### GOAL
Write the material out again exactly as it stands.

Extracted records

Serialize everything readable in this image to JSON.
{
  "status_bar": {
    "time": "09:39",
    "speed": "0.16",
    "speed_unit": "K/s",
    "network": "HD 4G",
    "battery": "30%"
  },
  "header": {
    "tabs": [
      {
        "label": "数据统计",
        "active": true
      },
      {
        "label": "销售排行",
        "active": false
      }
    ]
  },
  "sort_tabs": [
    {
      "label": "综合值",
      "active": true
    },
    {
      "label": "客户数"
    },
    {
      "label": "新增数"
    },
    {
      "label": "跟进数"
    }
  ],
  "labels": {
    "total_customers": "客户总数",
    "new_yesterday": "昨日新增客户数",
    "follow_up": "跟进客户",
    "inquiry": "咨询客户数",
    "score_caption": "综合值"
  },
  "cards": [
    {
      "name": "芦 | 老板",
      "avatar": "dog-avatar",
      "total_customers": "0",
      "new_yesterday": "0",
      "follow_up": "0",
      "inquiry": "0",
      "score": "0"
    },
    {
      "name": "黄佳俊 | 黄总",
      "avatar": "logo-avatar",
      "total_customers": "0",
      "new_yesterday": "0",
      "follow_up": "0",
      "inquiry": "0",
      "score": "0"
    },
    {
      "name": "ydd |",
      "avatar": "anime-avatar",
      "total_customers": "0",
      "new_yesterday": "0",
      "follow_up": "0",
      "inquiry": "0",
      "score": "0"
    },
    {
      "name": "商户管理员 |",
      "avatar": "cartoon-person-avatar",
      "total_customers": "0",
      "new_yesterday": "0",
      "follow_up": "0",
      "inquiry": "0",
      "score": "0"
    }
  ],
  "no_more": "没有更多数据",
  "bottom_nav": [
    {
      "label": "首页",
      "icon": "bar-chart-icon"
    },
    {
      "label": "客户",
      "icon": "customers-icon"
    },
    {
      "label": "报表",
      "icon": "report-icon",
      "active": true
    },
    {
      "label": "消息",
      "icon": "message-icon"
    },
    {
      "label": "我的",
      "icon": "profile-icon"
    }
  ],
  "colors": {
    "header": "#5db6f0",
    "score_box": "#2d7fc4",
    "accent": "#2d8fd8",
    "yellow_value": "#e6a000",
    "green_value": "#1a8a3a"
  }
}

### RESULT OF THIS TASK
Serialize everything readable in this image to JSON.
{
  "status_bar": {
    "time": "09:39",
    "speed": "0.16",
    "speed_unit": "K/s",
    "network": "HD 4G",
    "battery": "30%"
  },
  "header": {
    "tabs": [
      {
        "label": "数据统计",
        "active": true
      },
      {
        "label": "销售排行",
        "active": false
      }
    ]
  },
  "sort_tabs": [
    {
      "label": "综合值",
      "active": true
    },
    {
      "label": "客户数"
    },
    {
      "label": "新增数"
    },
    {
      "label": "跟进数"
    }
  ],
  "labels": {
    "total_customers": "客户总数",
    "new_yesterday": "昨日新增客户数",
    "follow_up": "跟进客户",
    "inquiry": "咨询客户数",
    "score_caption": "综合值"
  },
  "cards": [
    {
      "name": "芦 | 老板",
      "avatar": "dog-avatar",
      "total_customers": "0",
      "new_yesterday": "0",
      "follow_up": "0",
      "inquiry": "0",
      "score": "0"
    },
    {
      "name": "黄佳俊 | 黄总",
      "avatar": "logo-avatar",
      "total_customers": "0",
      "new_yesterday": "0",
      "follow_up": "0",
      "inquiry": "0",
      "score": "0"
    },
    {
      "name": "ydd |",
      "avatar": "anime-avatar",
      "total_customers": "0",
      "new_yesterday": "0",
      "follow_up": "0",
      "inquiry": "0",
      "score": "0"
    },
    {
      "name": "商户管理员 |",
      "avatar": "cartoon-person-avatar",
      "total_customers": "0",
      "new_yesterday": "0",
      "follow_up": "0",
      "inquiry": "0",
      "score": "0"
    }
  ],
  "no_more": "没有更多数据",
  "bottom_nav": [
    {
      "label": "首页",
      "icon": "bar-chart-icon"
    },
    {
      "label": "客户",
      "icon": "customers-icon"
    },
    {
      "label": "报表",
      "icon": "report-icon",
      "active": true
    },
    {
      "label": "消息",
      "icon": "message-icon"
    },
    {
      "label": "我的",
      "icon": "profile-icon"
    }
  ],
  "colors": {
    "header": "#5db6f0",
    "score_box": "#2d7fc4",
    "accent": "#2d8fd8",
    "yellow_value": "#e6a000",
    "green_value": "#1a8a3a"
  }
}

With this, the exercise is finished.